** start of Records for the exercise **

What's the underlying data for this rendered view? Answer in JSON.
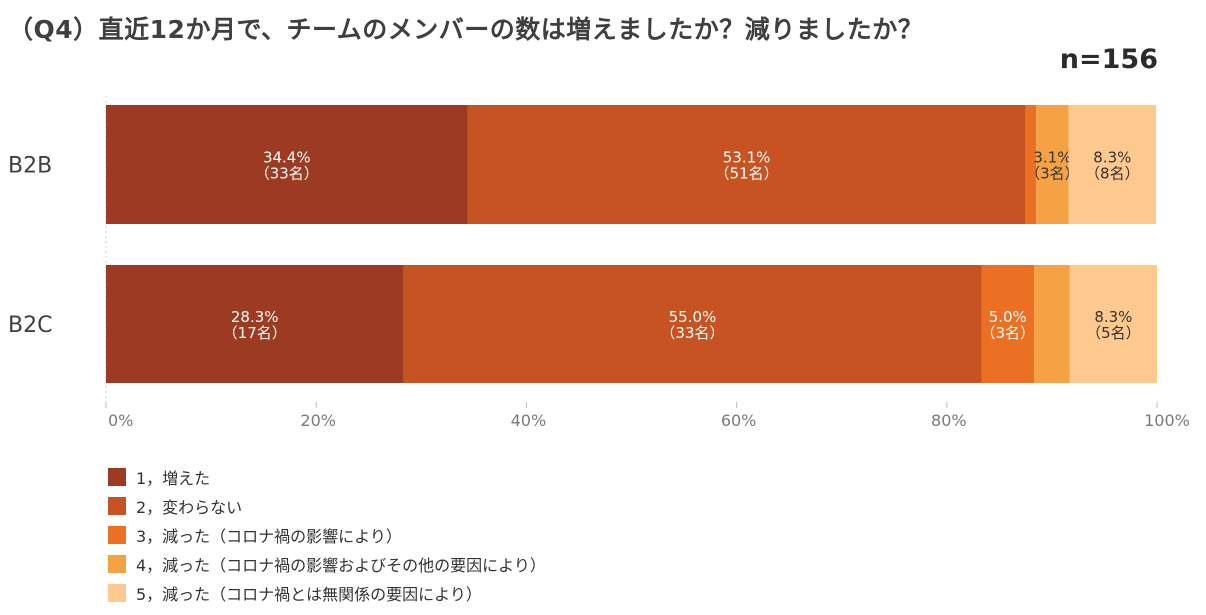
{
  "title": "（Q4）直近12か月で、チームのメンバーの数は増えましたか？減りましたか？",
  "sample": "n=156",
  "chart_data": {
    "type": "bar",
    "orientation": "horizontal",
    "stacked": "percent",
    "categories": [
      "B2B",
      "B2C"
    ],
    "series": [
      {
        "name": "1，増えた",
        "color": "#9c3b22",
        "values": [
          34.4,
          28.3
        ],
        "labels": [
          [
            "34.4%",
            "（33名）"
          ],
          [
            "28.3%",
            "（17名）"
          ]
        ]
      },
      {
        "name": "2，変わらない",
        "color": "#c75322",
        "values": [
          53.1,
          55.0
        ],
        "labels": [
          [
            "53.1%",
            "（51名）"
          ],
          [
            "55.0%",
            "（33名）"
          ]
        ]
      },
      {
        "name": "3，減った（コロナ禍の影響により）",
        "color": "#ec7023",
        "values": [
          1.0,
          5.0
        ],
        "labels": [
          [],
          [
            "5.0%",
            "（3名）"
          ]
        ]
      },
      {
        "name": "4，減った（コロナ禍の影響およびその他の要因により）",
        "color": "#f4a244",
        "values": [
          3.1,
          3.4
        ],
        "labels": [
          [
            "3.1%",
            "（3名）"
          ],
          []
        ]
      },
      {
        "name": "5，減った（コロナ禍とは無関係の要因により）",
        "color": "#fdc98e",
        "values": [
          8.3,
          8.3
        ],
        "labels": [
          [
            "8.3%",
            "（8名）"
          ],
          [
            "8.3%",
            "（5名）"
          ]
        ]
      }
    ],
    "xlim": [
      0,
      100
    ],
    "x_ticks": [
      "0%",
      "20%",
      "40%",
      "60%",
      "80%",
      "100%"
    ],
    "legend_position": "bottom-left"
  }
}
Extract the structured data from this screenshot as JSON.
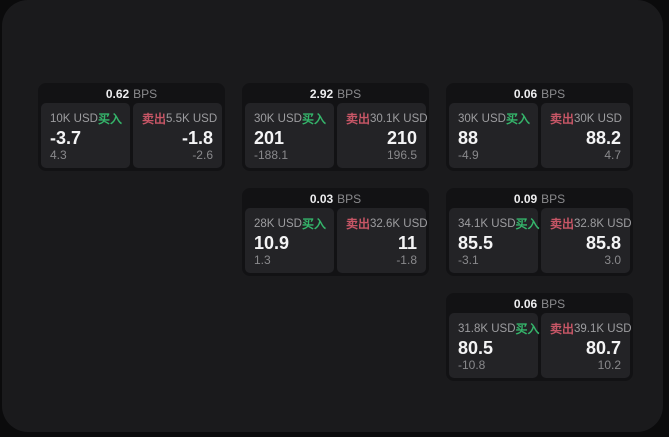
{
  "labels": {
    "bps_unit": "BPS",
    "buy": "买入",
    "sell": "卖出"
  },
  "colors": {
    "background": "#0b0b0c",
    "panel": "#1a1a1c",
    "card": "#121214",
    "pane": "#232326",
    "buy_green": "#35b56b",
    "sell_red": "#c75666",
    "value_white": "#f4f4f5",
    "label_gray": "#9d9da0"
  },
  "cards": [
    {
      "row": 1,
      "col": 1,
      "bps": "0.62",
      "buy": {
        "amount": "10K USD",
        "price": "-3.7",
        "delta": "4.3"
      },
      "sell": {
        "amount": "5.5K USD",
        "price": "-1.8",
        "delta": "-2.6"
      }
    },
    {
      "row": 1,
      "col": 2,
      "bps": "2.92",
      "buy": {
        "amount": "30K USD",
        "price": "201",
        "delta": "-188.1"
      },
      "sell": {
        "amount": "30.1K USD",
        "price": "210",
        "delta": "196.5"
      }
    },
    {
      "row": 1,
      "col": 3,
      "bps": "0.06",
      "buy": {
        "amount": "30K USD",
        "price": "88",
        "delta": "-4.9"
      },
      "sell": {
        "amount": "30K USD",
        "price": "88.2",
        "delta": "4.7"
      }
    },
    {
      "row": 2,
      "col": 2,
      "bps": "0.03",
      "buy": {
        "amount": "28K USD",
        "price": "10.9",
        "delta": "1.3"
      },
      "sell": {
        "amount": "32.6K USD",
        "price": "11",
        "delta": "-1.8"
      }
    },
    {
      "row": 2,
      "col": 3,
      "bps": "0.09",
      "buy": {
        "amount": "34.1K USD",
        "price": "85.5",
        "delta": "-3.1"
      },
      "sell": {
        "amount": "32.8K USD",
        "price": "85.8",
        "delta": "3.0"
      }
    },
    {
      "row": 3,
      "col": 3,
      "bps": "0.06",
      "buy": {
        "amount": "31.8K USD",
        "price": "80.5",
        "delta": "-10.8"
      },
      "sell": {
        "amount": "39.1K USD",
        "price": "80.7",
        "delta": "10.2"
      }
    }
  ]
}
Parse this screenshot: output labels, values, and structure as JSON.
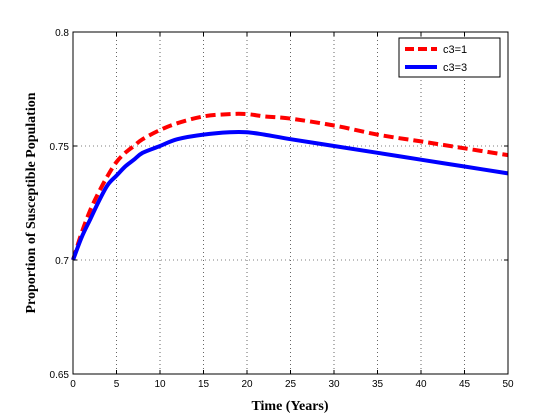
{
  "chart_data": {
    "type": "line",
    "title": "",
    "xlabel": "Time (Years)",
    "ylabel": "Proportion of Susceptible Population",
    "xlim": [
      0,
      50
    ],
    "ylim": [
      0.65,
      0.8
    ],
    "xticks": [
      0,
      5,
      10,
      15,
      20,
      25,
      30,
      35,
      40,
      45,
      50
    ],
    "yticks": [
      0.65,
      0.7,
      0.75,
      0.8
    ],
    "xtick_labels": [
      "0",
      "5",
      "10",
      "15",
      "20",
      "25",
      "30",
      "35",
      "40",
      "45",
      "50"
    ],
    "ytick_labels": [
      "0.65",
      "0.7",
      "0.75",
      "0.8"
    ],
    "grid": true,
    "legend": {
      "position": "top-right"
    },
    "series": [
      {
        "name": "c3=1",
        "color": "#ff0000",
        "style": "dashed",
        "points": [
          [
            0,
            0.7
          ],
          [
            1,
            0.712
          ],
          [
            2,
            0.722
          ],
          [
            3,
            0.73
          ],
          [
            4,
            0.737
          ],
          [
            5,
            0.743
          ],
          [
            6,
            0.747
          ],
          [
            7,
            0.75
          ],
          [
            8,
            0.753
          ],
          [
            10,
            0.757
          ],
          [
            12,
            0.76
          ],
          [
            15,
            0.763
          ],
          [
            18,
            0.764
          ],
          [
            20,
            0.764
          ],
          [
            22,
            0.763
          ],
          [
            25,
            0.762
          ],
          [
            30,
            0.759
          ],
          [
            35,
            0.755
          ],
          [
            40,
            0.752
          ],
          [
            45,
            0.749
          ],
          [
            50,
            0.746
          ]
        ]
      },
      {
        "name": "c3=3",
        "color": "#0000ff",
        "style": "solid",
        "points": [
          [
            0,
            0.7
          ],
          [
            1,
            0.71
          ],
          [
            2,
            0.718
          ],
          [
            3,
            0.726
          ],
          [
            4,
            0.733
          ],
          [
            5,
            0.737
          ],
          [
            6,
            0.741
          ],
          [
            7,
            0.744
          ],
          [
            8,
            0.747
          ],
          [
            10,
            0.75
          ],
          [
            12,
            0.753
          ],
          [
            15,
            0.755
          ],
          [
            18,
            0.756
          ],
          [
            20,
            0.756
          ],
          [
            22,
            0.755
          ],
          [
            25,
            0.753
          ],
          [
            30,
            0.75
          ],
          [
            35,
            0.747
          ],
          [
            40,
            0.744
          ],
          [
            45,
            0.741
          ],
          [
            50,
            0.738
          ]
        ]
      }
    ]
  }
}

** end of Records for the exercise **

** Task instructions **
Where does the word "JSON" appear? Return each line that holds it.

** Output **
What's the underlying data for this rendered view? Answer in JSON.
Extract the structured data from this screenshot as JSON.
Parse this screenshot: output labels, values, and structure as JSON.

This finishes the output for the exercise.